Description of the task - Retype the data exactly, leaving nothing out.

[Records excerpted from a collection]

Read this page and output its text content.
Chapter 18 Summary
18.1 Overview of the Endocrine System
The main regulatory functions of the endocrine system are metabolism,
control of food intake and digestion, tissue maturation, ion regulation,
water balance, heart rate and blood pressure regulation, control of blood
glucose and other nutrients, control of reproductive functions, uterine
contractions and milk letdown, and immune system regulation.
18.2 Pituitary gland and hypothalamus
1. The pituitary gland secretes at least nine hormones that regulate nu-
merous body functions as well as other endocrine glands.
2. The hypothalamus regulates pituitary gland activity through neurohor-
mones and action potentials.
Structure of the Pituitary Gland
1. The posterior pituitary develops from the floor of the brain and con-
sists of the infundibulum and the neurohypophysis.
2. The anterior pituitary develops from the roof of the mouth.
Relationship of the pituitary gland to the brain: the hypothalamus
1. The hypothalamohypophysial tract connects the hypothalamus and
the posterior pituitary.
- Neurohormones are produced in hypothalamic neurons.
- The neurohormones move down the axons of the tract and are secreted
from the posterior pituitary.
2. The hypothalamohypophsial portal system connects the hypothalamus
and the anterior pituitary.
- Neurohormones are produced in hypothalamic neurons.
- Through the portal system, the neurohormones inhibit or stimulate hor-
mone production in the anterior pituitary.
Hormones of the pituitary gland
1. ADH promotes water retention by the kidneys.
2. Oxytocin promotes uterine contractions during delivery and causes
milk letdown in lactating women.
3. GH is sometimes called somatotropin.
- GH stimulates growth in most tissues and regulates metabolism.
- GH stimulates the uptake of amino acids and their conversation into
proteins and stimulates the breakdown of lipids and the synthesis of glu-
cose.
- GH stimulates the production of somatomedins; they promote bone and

Answer to the exercise -
Read this page and output its text content.
Chapter 18 Summary
18.1 Overview of the Endocrine System
The main regulatory functions of the endocrine system are metabolism,
control of food intake and digestion, tissue maturation, ion regulation,
water balance, heart rate and blood pressure regulation, control of blood
glucose and other nutrients, control of reproductive functions, uterine
contractions and milk letdown, and immune system regulation.
18.2 Pituitary gland and hypothalamus
1. The pituitary gland secretes at least nine hormones that regulate nu-
merous body functions as well as other endocrine glands.
2. The hypothalamus regulates pituitary gland activity through neurohor-
mones and action potentials.
Structure of the Pituitary Gland
1. The posterior pituitary develops from the floor of the brain and con-
sists of the infundibulum and the neurohypophysis.
2. The anterior pituitary develops from the roof of the mouth.
Relationship of the pituitary gland to the brain: the hypothalamus
1. The hypothalamohypophysial tract connects the hypothalamus and
the posterior pituitary.
- Neurohormones are produced in hypothalamic neurons.
- The neurohormones move down the axons of the tract and are secreted
from the posterior pituitary.
2. The hypothalamohypophsial portal system connects the hypothalamus
and the anterior pituitary.
- Neurohormones are produced in hypothalamic neurons.
- Through the portal system, the neurohormones inhibit or stimulate hor-
mone production in the anterior pituitary.
Hormones of the pituitary gland
1. ADH promotes water retention by the kidneys.
2. Oxytocin promotes uterine contractions during delivery and causes
milk letdown in lactating women.
3. GH is sometimes called somatotropin.
- GH stimulates growth in most tissues and regulates metabolism.
- GH stimulates the uptake of amino acids and their conversation into
proteins and stimulates the breakdown of lipids and the synthesis of glu-
cose.
- GH stimulates the production of somatomedins; they promote bone and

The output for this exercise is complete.